Records from a data source:
»»

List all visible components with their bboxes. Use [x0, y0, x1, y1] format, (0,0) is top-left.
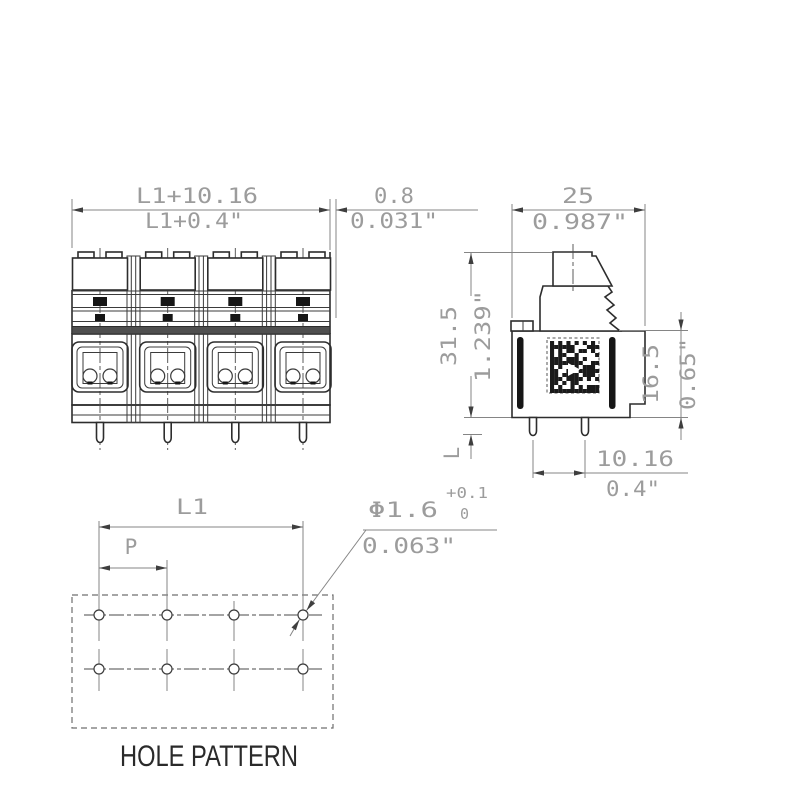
side-view [464, 244, 688, 436]
front-view [72, 248, 331, 450]
dim-label-depth-mm: 25 [562, 184, 594, 208]
dim-label-body-height-in: 0.65" [676, 338, 700, 410]
dim-label-height-mm: 31.5 [437, 306, 461, 366]
dim-pin-length: L [440, 435, 482, 460]
clamp-band-lines [72, 291, 330, 322]
dim-label-body-height-mm: 16.5 [639, 344, 663, 404]
dim-label-hole-span: L1 [176, 495, 208, 519]
dim-label-edge-offset-in: 0.031" [350, 209, 438, 233]
hole-pattern-title: HOLE PATTERN [120, 740, 298, 773]
side-top-block [553, 252, 612, 286]
side-slot-left [517, 337, 524, 409]
dim-hole-diameter: Φ1.6 +0.1 0 0.063" [290, 484, 497, 636]
dim-label-hole-dia-mm: Φ1.6 [368, 498, 438, 522]
dim-label-depth-in: 0.987" [532, 210, 628, 234]
terminal-block-drawing: HOLE PATTERN L1+10.16 L1+0.4" 0.8 0.031" [0, 0, 800, 800]
dim-label-hole-pitch: P [125, 535, 138, 559]
side-mid-block [540, 286, 620, 331]
dim-label-overall-width-in: L1+0.4" [145, 209, 243, 233]
dim-front-overall-width: L1+10.16 L1+0.4" [72, 184, 330, 250]
dim-label-overall-width-mm: L1+10.16 [136, 184, 258, 208]
hole-pattern-view: HOLE PATTERN [72, 521, 333, 773]
front-bottom-strip [72, 405, 330, 423]
side-slot-right [609, 337, 616, 409]
dim-label-tolerance-upper: +0.1 [446, 484, 488, 502]
dim-hole-span: L1 [99, 495, 303, 530]
side-pins [530, 418, 589, 436]
dim-label-pin-length: L [440, 447, 464, 460]
dim-edge-offset: 0.8 0.031" [336, 184, 478, 318]
mounting-holes [94, 610, 308, 674]
technical-drawing-page: HOLE PATTERN L1+10.16 L1+0.4" 0.8 0.031" [0, 0, 800, 800]
dim-label-hole-dia-in: 0.063" [362, 534, 456, 558]
dim-hole-pitch: P [99, 535, 167, 571]
side-flange [511, 321, 533, 331]
dim-label-height-in: 1.239" [471, 290, 495, 382]
front-seam-band [72, 327, 330, 335]
dim-label-pin-spacing-in: 0.4" [606, 477, 660, 501]
dim-label-tolerance-lower: 0 [460, 505, 469, 523]
dim-pin-spacing: 10.16 0.4" [533, 440, 688, 501]
dim-label-pin-spacing-mm: 10.16 [596, 447, 674, 471]
dim-label-edge-offset-mm: 0.8 [374, 184, 414, 208]
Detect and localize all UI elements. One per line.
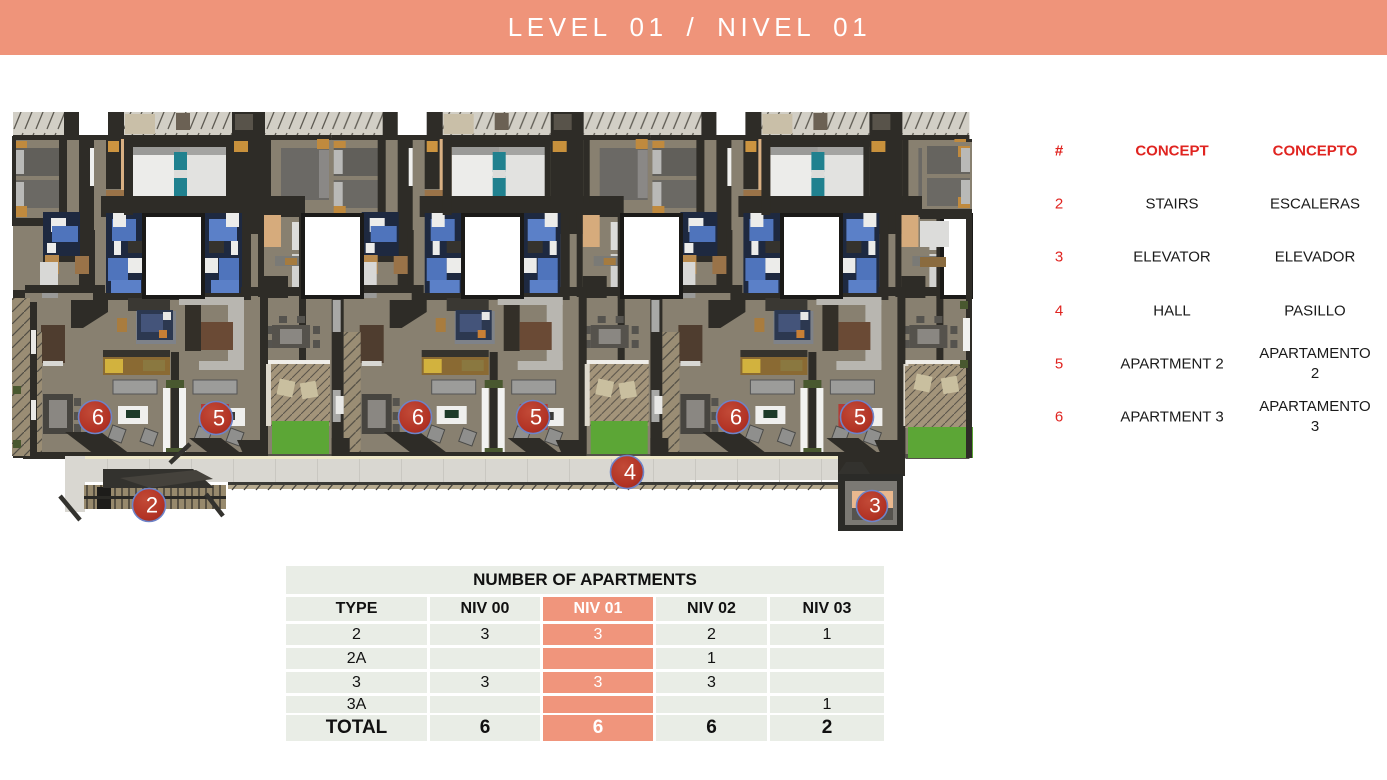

««

Please turn everything from the line containing "side-view [464, 244, 688, 436]" down to the line containing "209, 243, 233]", both included, into a Markdown table with the columns Row and Line, leaving out blank lines.

■ TASK SOLUTION ■
| Row | Line |
|---|---|
| 1 | side-view [464, 244, 688, 436] |
| 2 | front-view [72, 248, 331, 450] |
| 3 | dim-label-depth-mm: 25 [562, 184, 594, 208] |
| 4 | dim-label-body-height-in: 0.65" [676, 338, 700, 410] |
| 5 | dim-label-height-mm: 31.5 [437, 306, 461, 366] |
| 6 | dim-pin-length: L [440, 435, 482, 460] |
| 7 | clamp-band-lines [72, 291, 330, 322] |
| 8 | dim-label-body-height-mm: 16.5 [639, 344, 663, 404] |
| 9 | dim-label-hole-span: L1 [176, 495, 208, 519] |
| 10 | dim-label-edge-offset-in: 0.031" [350, 209, 438, 233] |
| 11 | hole-pattern-title: HOLE PATTERN [120, 740, 298, 773] |
| 12 | side-top-block [553, 252, 612, 286] |
| 13 | side-slot-left [517, 337, 524, 409] |
| 14 | dim-hole-diameter: Φ1.6 +0.1 0 0.063" [290, 484, 497, 636] |
| 15 | dim-label-hole-dia-mm: Φ1.6 [368, 498, 438, 522] |
| 16 | dim-label-depth-in: 0.987" [532, 210, 628, 234] |
| 17 | terminal-block-drawing: HOLE PATTERN L1+10.16 L1+0.4" 0.8 0.031" [0, 0, 800, 800] |
| 18 | dim-label-hole-pitch: P [125, 535, 138, 559] |
| 19 | side-mid-block [540, 286, 620, 331] |
| 20 | dim-label-overall-width-in: L1+0.4" [145, 209, 243, 233] |